Given instruction: Retype exactly the line holding "Read out every word on this page." and each line that follows, down to the last one. Exclude pictures.

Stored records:

**********

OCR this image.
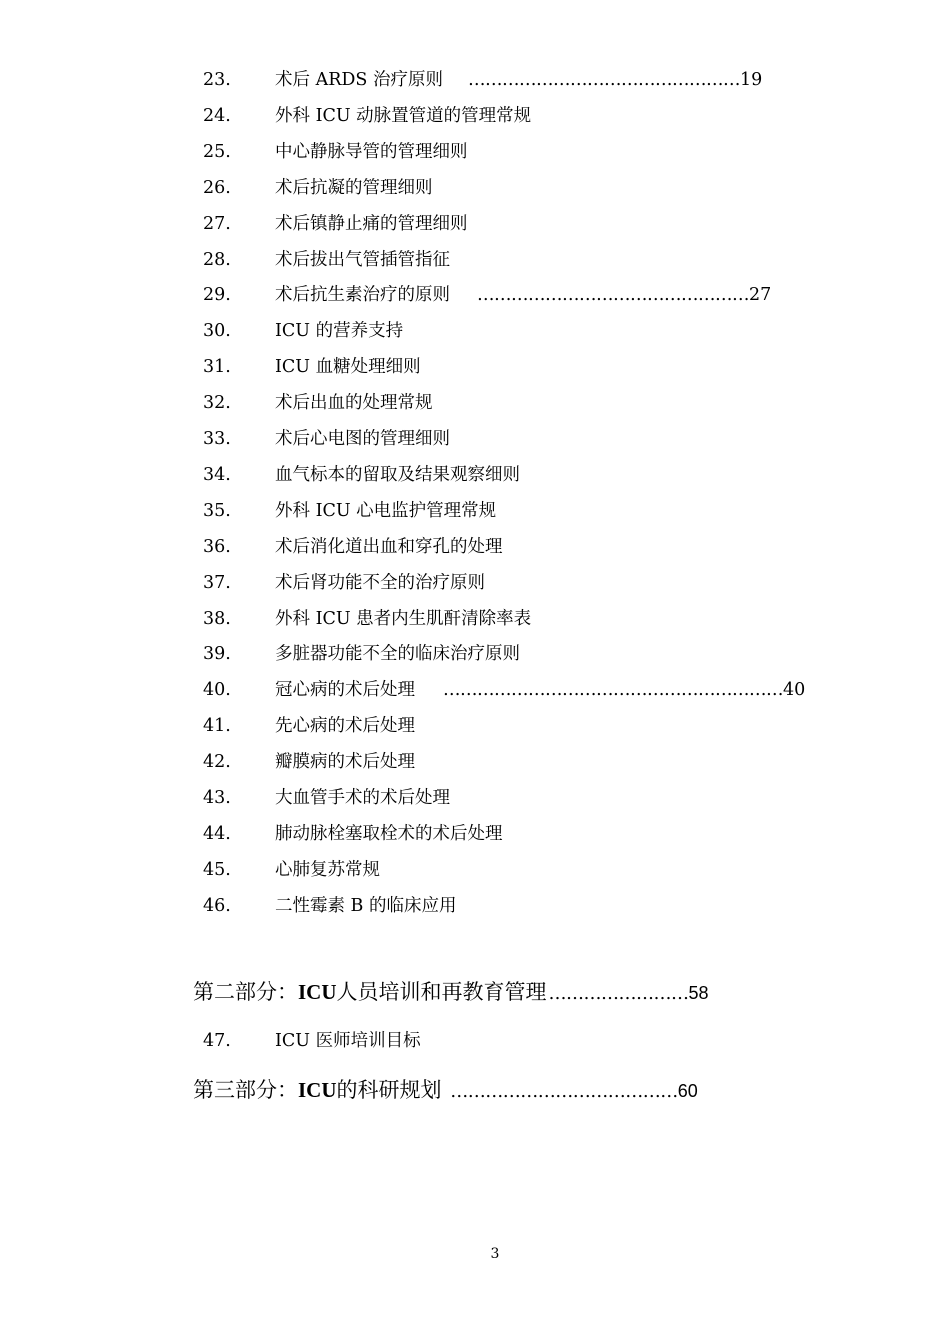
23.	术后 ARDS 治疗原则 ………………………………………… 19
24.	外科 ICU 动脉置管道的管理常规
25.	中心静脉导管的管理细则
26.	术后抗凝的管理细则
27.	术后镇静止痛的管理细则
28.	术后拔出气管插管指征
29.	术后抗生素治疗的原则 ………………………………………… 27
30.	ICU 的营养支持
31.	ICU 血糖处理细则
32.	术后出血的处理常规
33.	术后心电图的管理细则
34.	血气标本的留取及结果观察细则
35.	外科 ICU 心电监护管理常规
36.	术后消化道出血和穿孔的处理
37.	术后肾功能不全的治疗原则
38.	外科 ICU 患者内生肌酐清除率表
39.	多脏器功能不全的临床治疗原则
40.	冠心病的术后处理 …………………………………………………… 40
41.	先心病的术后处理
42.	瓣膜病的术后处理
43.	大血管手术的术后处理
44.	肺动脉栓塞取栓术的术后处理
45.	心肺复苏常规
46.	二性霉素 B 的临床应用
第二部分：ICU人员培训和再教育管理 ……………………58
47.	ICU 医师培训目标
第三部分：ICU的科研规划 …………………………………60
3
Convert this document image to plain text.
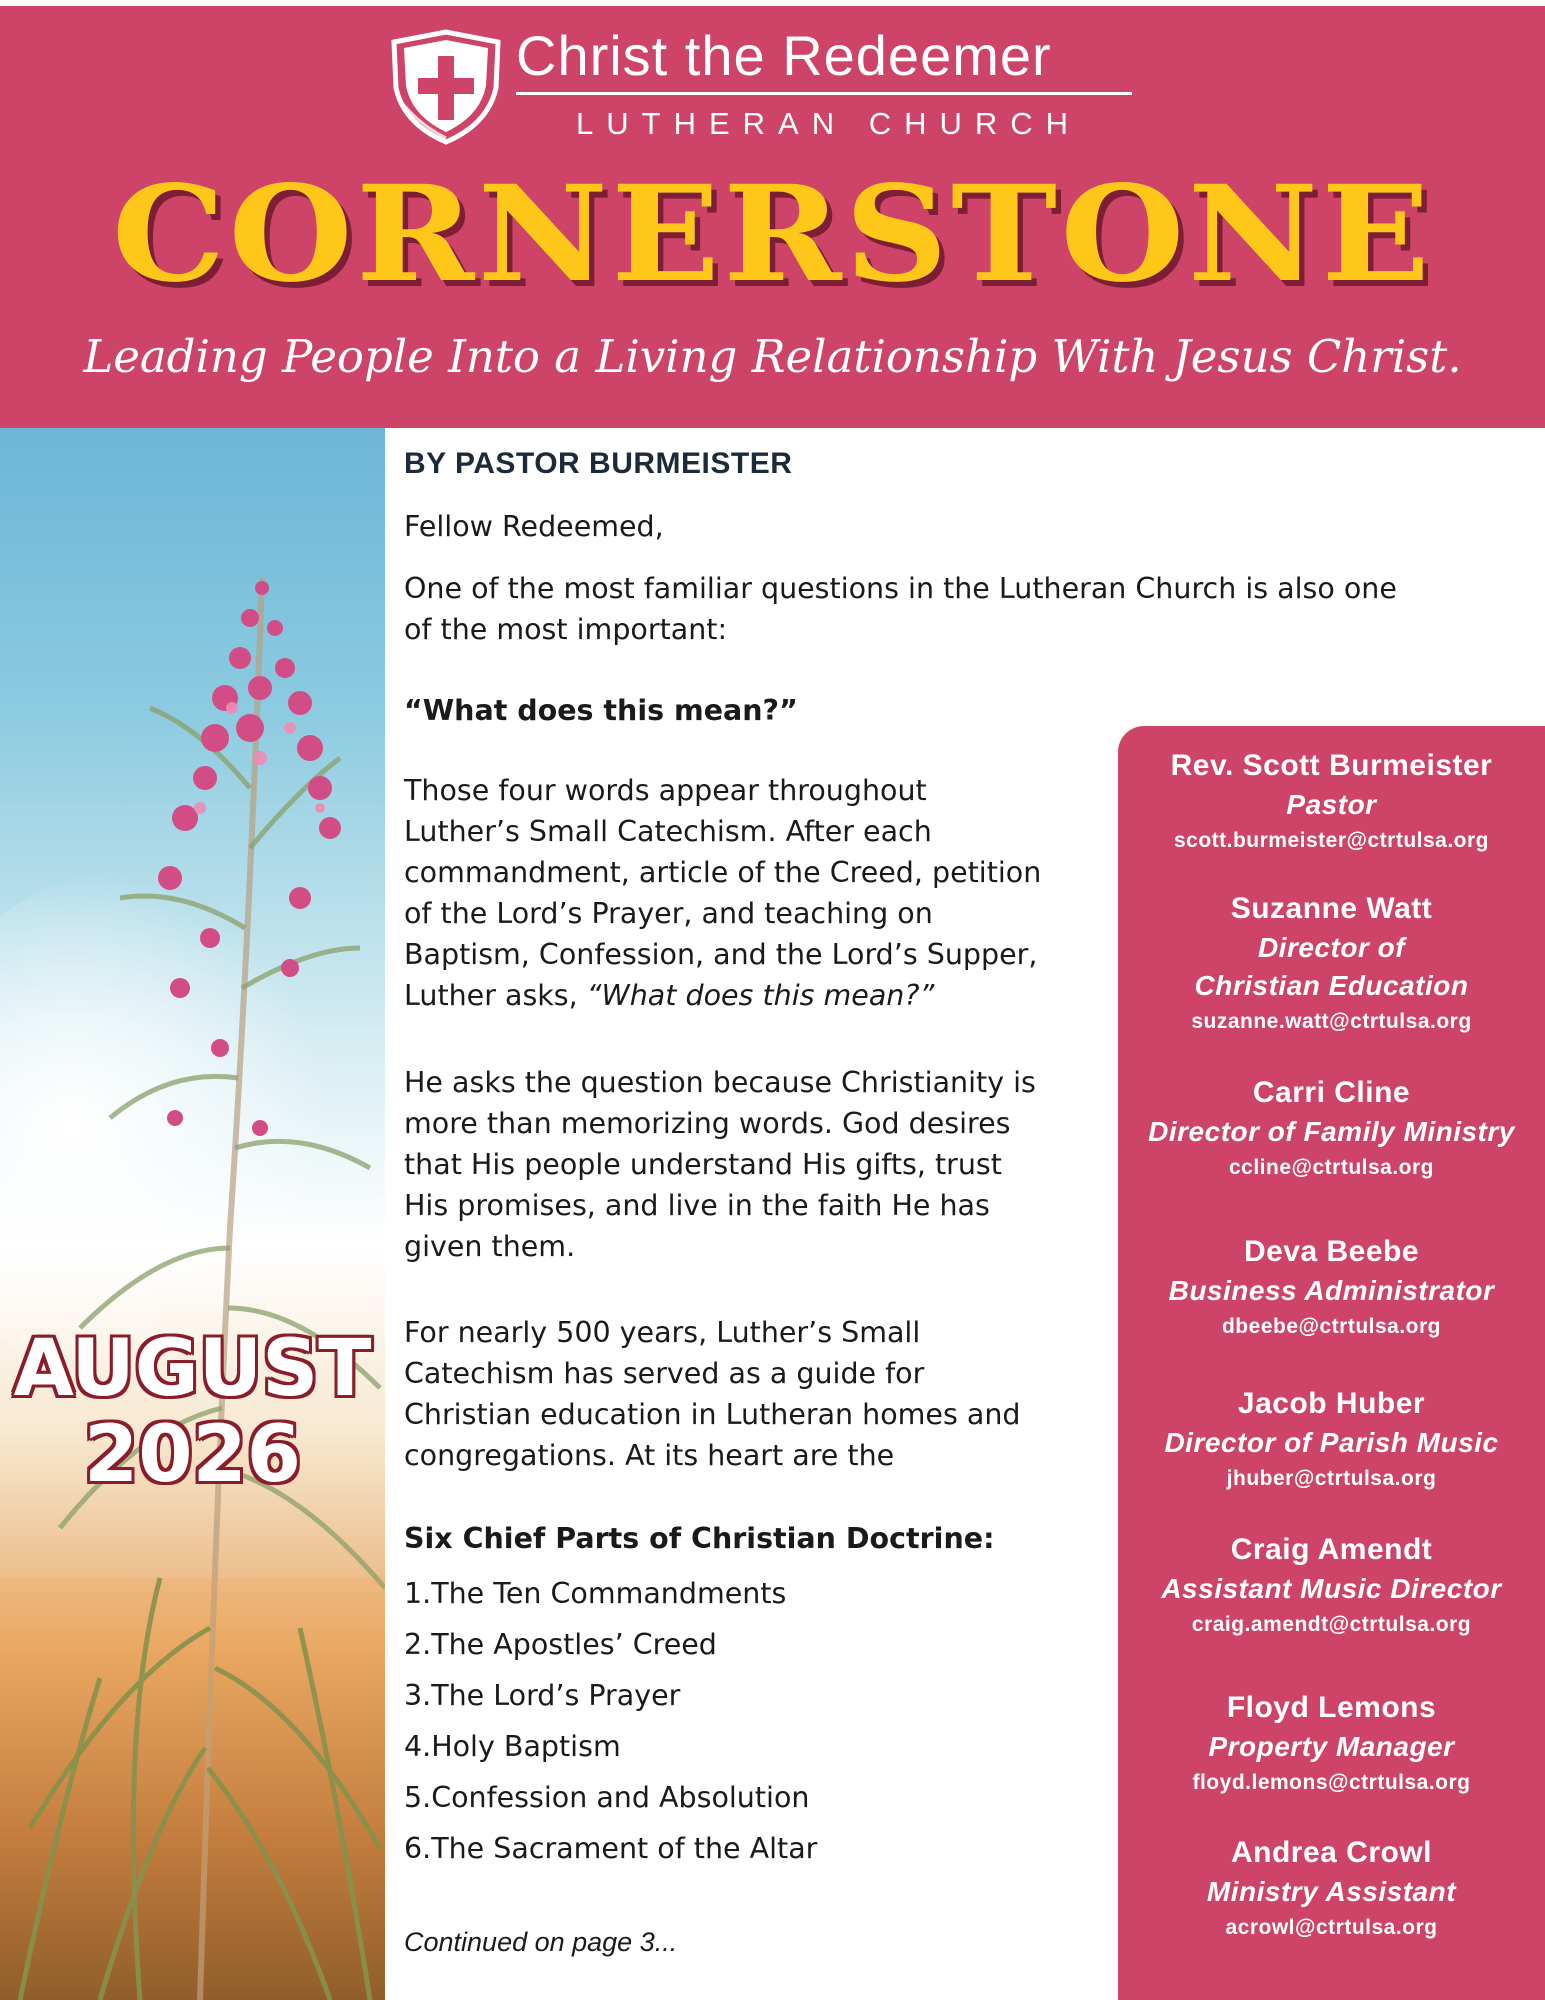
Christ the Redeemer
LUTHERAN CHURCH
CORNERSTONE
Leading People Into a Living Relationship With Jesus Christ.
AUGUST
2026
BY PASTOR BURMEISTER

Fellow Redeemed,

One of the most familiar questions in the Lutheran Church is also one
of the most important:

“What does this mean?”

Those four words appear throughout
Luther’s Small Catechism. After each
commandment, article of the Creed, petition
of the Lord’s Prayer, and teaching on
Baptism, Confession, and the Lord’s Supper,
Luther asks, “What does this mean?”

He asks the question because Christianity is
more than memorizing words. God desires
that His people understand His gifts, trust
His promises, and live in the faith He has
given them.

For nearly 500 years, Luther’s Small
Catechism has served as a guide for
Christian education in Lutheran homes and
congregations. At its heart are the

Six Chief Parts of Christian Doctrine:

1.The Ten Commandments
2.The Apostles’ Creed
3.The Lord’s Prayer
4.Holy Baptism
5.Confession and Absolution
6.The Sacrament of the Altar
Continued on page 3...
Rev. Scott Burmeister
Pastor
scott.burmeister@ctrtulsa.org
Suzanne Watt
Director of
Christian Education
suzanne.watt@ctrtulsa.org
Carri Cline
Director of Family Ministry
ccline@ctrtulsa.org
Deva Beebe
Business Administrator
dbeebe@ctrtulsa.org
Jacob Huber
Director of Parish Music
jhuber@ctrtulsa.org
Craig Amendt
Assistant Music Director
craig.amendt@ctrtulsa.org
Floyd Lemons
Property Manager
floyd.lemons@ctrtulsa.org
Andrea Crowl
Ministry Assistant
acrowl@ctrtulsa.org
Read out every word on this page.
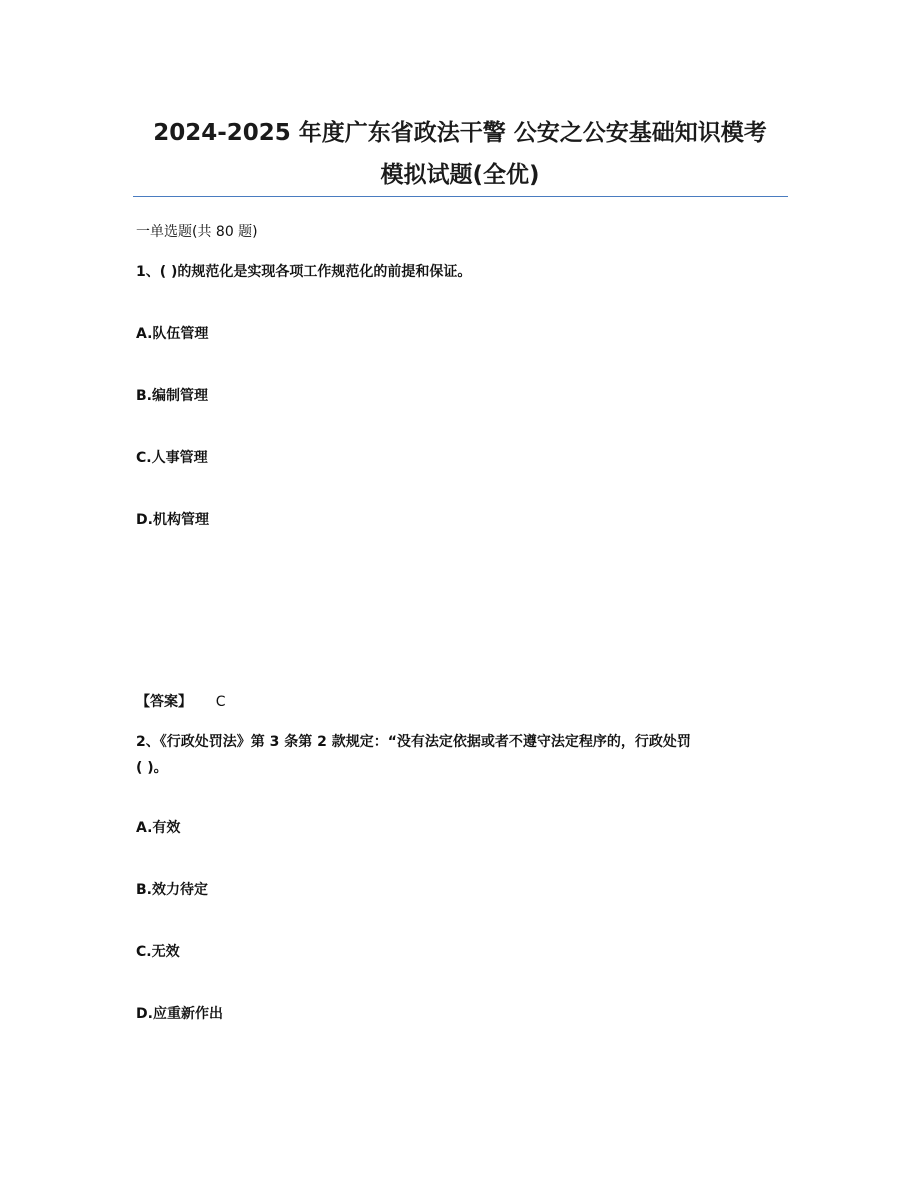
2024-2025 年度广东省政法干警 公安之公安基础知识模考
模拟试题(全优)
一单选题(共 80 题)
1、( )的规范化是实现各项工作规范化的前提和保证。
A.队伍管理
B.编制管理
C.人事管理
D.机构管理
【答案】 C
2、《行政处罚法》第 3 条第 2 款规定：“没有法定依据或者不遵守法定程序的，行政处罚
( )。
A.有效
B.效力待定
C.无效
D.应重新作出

**********

Final result:
Read out every word on this page.
2024-2025 年度广东省政法干警 公安之公安基础知识模考
模拟试题(全优)
一单选题(共 80 题)
1、( )的规范化是实现各项工作规范化的前提和保证。
A.队伍管理
B.编制管理
C.人事管理
D.机构管理
【答案】 C
2、《行政处罚法》第 3 条第 2 款规定：“没有法定依据或者不遵守法定程序的，行政处罚
( )。
A.有效
B.效力待定
C.无效
D.应重新作出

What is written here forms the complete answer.